* WHAT THE TASK REQUIRES
Repeat the entire listing exactly as written.

* DATA EXTRACT
- - - - - - -

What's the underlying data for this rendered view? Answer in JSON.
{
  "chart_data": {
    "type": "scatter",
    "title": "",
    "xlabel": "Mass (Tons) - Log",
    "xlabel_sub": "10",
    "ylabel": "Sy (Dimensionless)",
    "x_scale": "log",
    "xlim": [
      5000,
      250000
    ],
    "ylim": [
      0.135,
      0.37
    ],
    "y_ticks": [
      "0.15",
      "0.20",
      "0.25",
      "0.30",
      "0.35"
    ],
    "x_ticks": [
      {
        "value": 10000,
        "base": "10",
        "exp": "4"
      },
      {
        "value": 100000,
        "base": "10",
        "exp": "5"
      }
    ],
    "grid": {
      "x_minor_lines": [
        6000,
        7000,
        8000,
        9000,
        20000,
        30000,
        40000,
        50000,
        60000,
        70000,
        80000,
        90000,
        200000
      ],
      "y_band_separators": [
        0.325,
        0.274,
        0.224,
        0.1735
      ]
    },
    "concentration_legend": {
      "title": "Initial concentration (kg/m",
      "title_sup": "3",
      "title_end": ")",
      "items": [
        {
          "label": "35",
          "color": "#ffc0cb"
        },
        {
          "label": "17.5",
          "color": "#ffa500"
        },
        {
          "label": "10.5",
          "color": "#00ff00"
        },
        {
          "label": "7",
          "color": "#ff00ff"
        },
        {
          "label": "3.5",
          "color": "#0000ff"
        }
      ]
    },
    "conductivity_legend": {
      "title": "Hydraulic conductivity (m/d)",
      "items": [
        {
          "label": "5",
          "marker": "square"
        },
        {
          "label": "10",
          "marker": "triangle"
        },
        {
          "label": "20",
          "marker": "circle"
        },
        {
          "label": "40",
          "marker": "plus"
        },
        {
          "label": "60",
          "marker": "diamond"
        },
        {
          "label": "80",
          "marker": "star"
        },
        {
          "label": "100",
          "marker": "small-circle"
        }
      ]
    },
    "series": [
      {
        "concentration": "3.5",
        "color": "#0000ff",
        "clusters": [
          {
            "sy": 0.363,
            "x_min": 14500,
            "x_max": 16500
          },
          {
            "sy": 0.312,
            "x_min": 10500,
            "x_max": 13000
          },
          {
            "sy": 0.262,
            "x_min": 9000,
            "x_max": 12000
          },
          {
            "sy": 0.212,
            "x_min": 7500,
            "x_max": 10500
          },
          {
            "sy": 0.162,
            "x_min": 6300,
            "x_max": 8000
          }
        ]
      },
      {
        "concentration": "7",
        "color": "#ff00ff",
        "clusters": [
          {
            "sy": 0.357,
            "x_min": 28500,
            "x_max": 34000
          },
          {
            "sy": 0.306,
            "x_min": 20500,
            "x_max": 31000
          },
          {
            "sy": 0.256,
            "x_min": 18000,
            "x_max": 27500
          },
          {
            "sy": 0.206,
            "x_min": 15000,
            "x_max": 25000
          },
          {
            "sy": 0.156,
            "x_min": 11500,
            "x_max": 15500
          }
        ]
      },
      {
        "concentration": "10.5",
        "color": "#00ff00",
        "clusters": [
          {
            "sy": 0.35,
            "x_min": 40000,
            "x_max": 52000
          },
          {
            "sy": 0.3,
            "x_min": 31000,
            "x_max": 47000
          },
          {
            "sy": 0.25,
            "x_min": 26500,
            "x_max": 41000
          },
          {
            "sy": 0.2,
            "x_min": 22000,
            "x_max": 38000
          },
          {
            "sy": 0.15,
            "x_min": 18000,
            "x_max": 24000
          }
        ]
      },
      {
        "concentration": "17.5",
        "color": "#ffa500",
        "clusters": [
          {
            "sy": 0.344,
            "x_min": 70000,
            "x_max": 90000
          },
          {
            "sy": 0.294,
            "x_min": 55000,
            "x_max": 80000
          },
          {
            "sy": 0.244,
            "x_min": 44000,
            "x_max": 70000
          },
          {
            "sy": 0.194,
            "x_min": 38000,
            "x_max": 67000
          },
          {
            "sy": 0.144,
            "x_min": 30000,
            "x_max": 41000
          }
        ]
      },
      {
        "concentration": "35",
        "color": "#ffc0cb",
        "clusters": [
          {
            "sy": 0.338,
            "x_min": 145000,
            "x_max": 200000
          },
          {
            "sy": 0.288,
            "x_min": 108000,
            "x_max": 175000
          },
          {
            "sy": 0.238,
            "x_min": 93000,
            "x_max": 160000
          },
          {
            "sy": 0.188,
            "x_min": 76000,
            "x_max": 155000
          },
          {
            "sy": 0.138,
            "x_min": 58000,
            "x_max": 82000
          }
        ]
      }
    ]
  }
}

- - - - - - -

* RESULT OF THIS TASK
What's the underlying data for this rendered view? Answer in JSON.
{
  "chart_data": {
    "type": "scatter",
    "title": "",
    "xlabel": "Mass (Tons) - Log",
    "xlabel_sub": "10",
    "ylabel": "Sy (Dimensionless)",
    "x_scale": "log",
    "xlim": [
      5000,
      250000
    ],
    "ylim": [
      0.135,
      0.37
    ],
    "y_ticks": [
      "0.15",
      "0.20",
      "0.25",
      "0.30",
      "0.35"
    ],
    "x_ticks": [
      {
        "value": 10000,
        "base": "10",
        "exp": "4"
      },
      {
        "value": 100000,
        "base": "10",
        "exp": "5"
      }
    ],
    "grid": {
      "x_minor_lines": [
        6000,
        7000,
        8000,
        9000,
        20000,
        30000,
        40000,
        50000,
        60000,
        70000,
        80000,
        90000,
        200000
      ],
      "y_band_separators": [
        0.325,
        0.274,
        0.224,
        0.1735
      ]
    },
    "concentration_legend": {
      "title": "Initial concentration (kg/m",
      "title_sup": "3",
      "title_end": ")",
      "items": [
        {
          "label": "35",
          "color": "#ffc0cb"
        },
        {
          "label": "17.5",
          "color": "#ffa500"
        },
        {
          "label": "10.5",
          "color": "#00ff00"
        },
        {
          "label": "7",
          "color": "#ff00ff"
        },
        {
          "label": "3.5",
          "color": "#0000ff"
        }
      ]
    },
    "conductivity_legend": {
      "title": "Hydraulic conductivity (m/d)",
      "items": [
        {
          "label": "5",
          "marker": "square"
        },
        {
          "label": "10",
          "marker": "triangle"
        },
        {
          "label": "20",
          "marker": "circle"
        },
        {
          "label": "40",
          "marker": "plus"
        },
        {
          "label": "60",
          "marker": "diamond"
        },
        {
          "label": "80",
          "marker": "star"
        },
        {
          "label": "100",
          "marker": "small-circle"
        }
      ]
    },
    "series": [
      {
        "concentration": "3.5",
        "color": "#0000ff",
        "clusters": [
          {
            "sy": 0.363,
            "x_min": 14500,
            "x_max": 16500
          },
          {
            "sy": 0.312,
            "x_min": 10500,
            "x_max": 13000
          },
          {
            "sy": 0.262,
            "x_min": 9000,
            "x_max": 12000
          },
          {
            "sy": 0.212,
            "x_min": 7500,
            "x_max": 10500
          },
          {
            "sy": 0.162,
            "x_min": 6300,
            "x_max": 8000
          }
        ]
      },
      {
        "concentration": "7",
        "color": "#ff00ff",
        "clusters": [
          {
            "sy": 0.357,
            "x_min": 28500,
            "x_max": 34000
          },
          {
            "sy": 0.306,
            "x_min": 20500,
            "x_max": 31000
          },
          {
            "sy": 0.256,
            "x_min": 18000,
            "x_max": 27500
          },
          {
            "sy": 0.206,
            "x_min": 15000,
            "x_max": 25000
          },
          {
            "sy": 0.156,
            "x_min": 11500,
            "x_max": 15500
          }
        ]
      },
      {
        "concentration": "10.5",
        "color": "#00ff00",
        "clusters": [
          {
            "sy": 0.35,
            "x_min": 40000,
            "x_max": 52000
          },
          {
            "sy": 0.3,
            "x_min": 31000,
            "x_max": 47000
          },
          {
            "sy": 0.25,
            "x_min": 26500,
            "x_max": 41000
          },
          {
            "sy": 0.2,
            "x_min": 22000,
            "x_max": 38000
          },
          {
            "sy": 0.15,
            "x_min": 18000,
            "x_max": 24000
          }
        ]
      },
      {
        "concentration": "17.5",
        "color": "#ffa500",
        "clusters": [
          {
            "sy": 0.344,
            "x_min": 70000,
            "x_max": 90000
          },
          {
            "sy": 0.294,
            "x_min": 55000,
            "x_max": 80000
          },
          {
            "sy": 0.244,
            "x_min": 44000,
            "x_max": 70000
          },
          {
            "sy": 0.194,
            "x_min": 38000,
            "x_max": 67000
          },
          {
            "sy": 0.144,
            "x_min": 30000,
            "x_max": 41000
          }
        ]
      },
      {
        "concentration": "35",
        "color": "#ffc0cb",
        "clusters": [
          {
            "sy": 0.338,
            "x_min": 145000,
            "x_max": 200000
          },
          {
            "sy": 0.288,
            "x_min": 108000,
            "x_max": 175000
          },
          {
            "sy": 0.238,
            "x_min": 93000,
            "x_max": 160000
          },
          {
            "sy": 0.188,
            "x_min": 76000,
            "x_max": 155000
          },
          {
            "sy": 0.138,
            "x_min": 58000,
            "x_max": 82000
          }
        ]
      }
    ]
  }
}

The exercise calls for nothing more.